_INSTRUCTIONS FOR THE TASK_. Locate each line below that includes "document" and reproduce it.

_DATA TO PROCESS_.

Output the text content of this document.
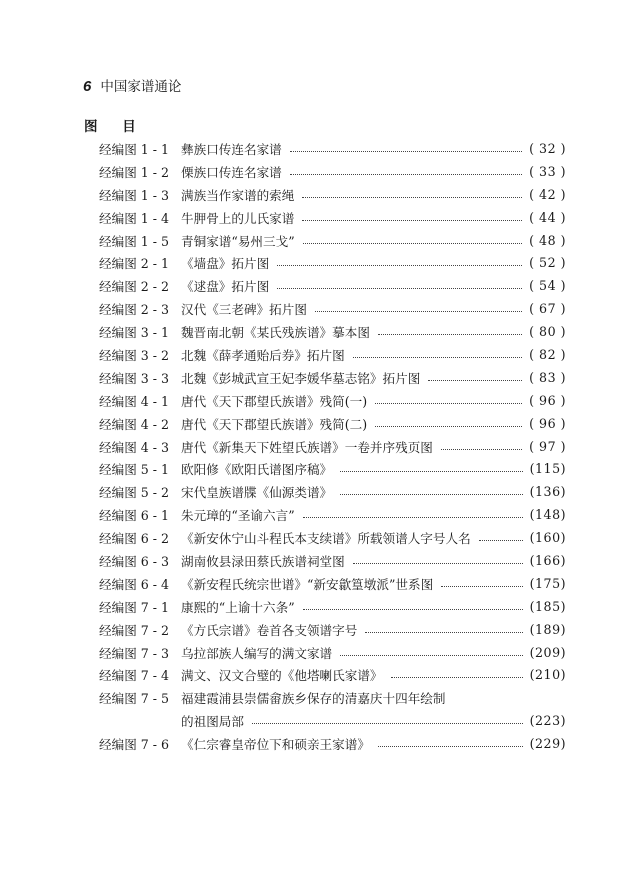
6 中国家谱通论
图 目
经编图 1 - 1 彝族口传连名家谱	( 32 )
经编图 1 - 2 傈族口传连名家谱	( 33 )
经编图 1 - 3 满族当作家谱的索绳	( 42 )
经编图 1 - 4 牛胛骨上的儿氏家谱	( 44 )
经编图 1 - 5 青铜家谱“易州三戈”	( 48 )
经编图 2 - 1 《墙盘》拓片图	( 52 )
经编图 2 - 2 《逑盘》拓片图	( 54 )
经编图 2 - 3 汉代《三老碑》拓片图	( 67 )
经编图 3 - 1 魏晋南北朝《某氏残族谱》摹本图	( 80 )
经编图 3 - 2 北魏《薛孝通贻后券》拓片图	( 82 )
经编图 3 - 3 北魏《彭城武宣王妃李媛华墓志铭》拓片图	( 83 )
经编图 4 - 1 唐代《天下郡望氏族谱》残简(一)	( 96 )
经编图 4 - 2 唐代《天下郡望氏族谱》残简(二)	( 96 )
经编图 4 - 3 唐代《新集天下姓望氏族谱》一卷并序残页图	( 97 )
经编图 5 - 1 欧阳修《欧阳氏谱图序稿》	(115)
经编图 5 - 2 宋代皇族谱牒《仙源类谱》	(136)
经编图 6 - 1 朱元璋的“圣谕六言”	(148)
经编图 6 - 2 《新安休宁山斗程氏本支续谱》所载领谱人字号人名	(160)
经编图 6 - 3 湖南攸县渌田蔡氏族谱祠堂图	(166)
经编图 6 - 4 《新安程氏统宗世谱》“新安歙篁墩派”世系图	(175)
经编图 7 - 1 康熙的“上谕十六条”	(185)
经编图 7 - 2 《方氏宗谱》卷首各支领谱字号	(189)
经编图 7 - 3 乌拉部族人编写的满文家谱	(209)
经编图 7 - 4 满文、汉文合璧的《他塔喇氏家谱》	(210)
经编图 7 - 5 福建霞浦县崇儒畲族乡保存的清嘉庆十四年绘制
的祖图局部	(223)
经编图 7 - 6 《仁宗睿皇帝位下和硕亲王家谱》	(229)
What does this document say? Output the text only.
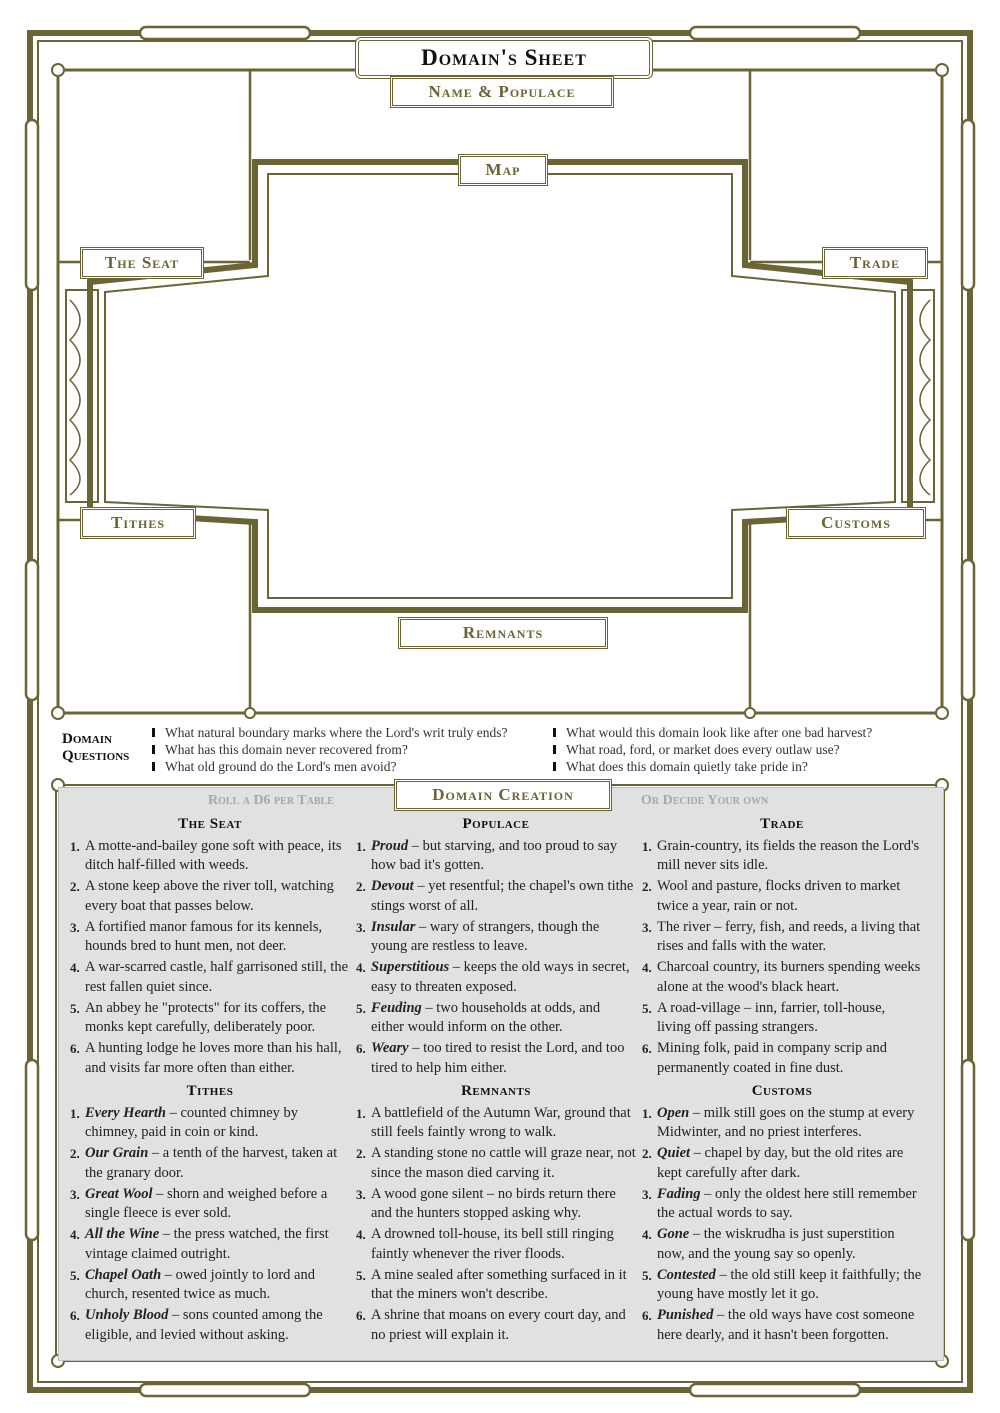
Domain's Sheet
Name & Populace
Map
The Seat	Trade
Tithes	Customs
Remnants
Domain Questions
What natural boundary marks where the Lord's writ truly ends?
What has this domain never recovered from?
What old ground do the Lord's men avoid?
What would this domain look like after one bad harvest?
What road, ford, or market does every outlaw use?
What does this domain quietly take pride in?
Domain Creation
Roll a D6 per Table	Or Decide Your own
The Seat
1. A motte-and-bailey gone soft with peace, its ditch half-filled with weeds.
2. A stone keep above the river toll, watching every boat that passes below.
3. A fortified manor famous for its kennels, hounds bred to hunt men, not deer.
4. A war-scarred castle, half garrisoned still, the rest fallen quiet since.
5. An abbey he "protects" for its coffers, the monks kept carefully, deliberately poor.
6. A hunting lodge he loves more than his hall, and visits far more often than either.
Populace
1. Proud – but starving, and too proud to say how bad it's gotten.
2. Devout – yet resentful; the chapel's own tithe stings worst of all.
3. Insular – wary of strangers, though the young are restless to leave.
4. Superstitious – keeps the old ways in secret, easy to threaten exposed.
5. Feuding – two households at odds, and either would inform on the other.
6. Weary – too tired to resist the Lord, and too tired to help him either.
Trade
1. Grain-country, its fields the reason the Lord's mill never sits idle.
2. Wool and pasture, flocks driven to market twice a year, rain or not.
3. The river – ferry, fish, and reeds, a living that rises and falls with the water.
4. Charcoal country, its burners spending weeks alone at the wood's black heart.
5. A road-village – inn, farrier, toll-house, living off passing strangers.
6. Mining folk, paid in company scrip and permanently coated in fine dust.
Tithes
1. Every Hearth – counted chimney by chimney, paid in coin or kind.
2. Our Grain – a tenth of the harvest, taken at the granary door.
3. Great Wool – shorn and weighed before a single fleece is ever sold.
4. All the Wine – the press watched, the first vintage claimed outright.
5. Chapel Oath – owed jointly to lord and church, resented twice as much.
6. Unholy Blood – sons counted among the eligible, and levied without asking.
Remnants
1. A battlefield of the Autumn War, ground that still feels faintly wrong to walk.
2. A standing stone no cattle will graze near, not since the mason died carving it.
3. A wood gone silent – no birds return there and the hunters stopped asking why.
4. A drowned toll-house, its bell still ringing faintly whenever the river floods.
5. A mine sealed after something surfaced in it that the miners won't describe.
6. A shrine that moans on every court day, and no priest will explain it.
Customs
1. Open – milk still goes on the stump at every Midwinter, and no priest interferes.
2. Quiet – chapel by day, but the old rites are kept carefully after dark.
3. Fading – only the oldest here still remember the actual words to say.
4. Gone – the wiskrudha is just superstition now, and the young say so openly.
5. Contested – the old still keep it faithfully; the young have mostly let it go.
6. Punished – the old ways have cost someone here dearly, and it hasn't been forgotten.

_RESPONSE TO THE TASK_.
Output the text content of this document.
What does this document say? Output the text only.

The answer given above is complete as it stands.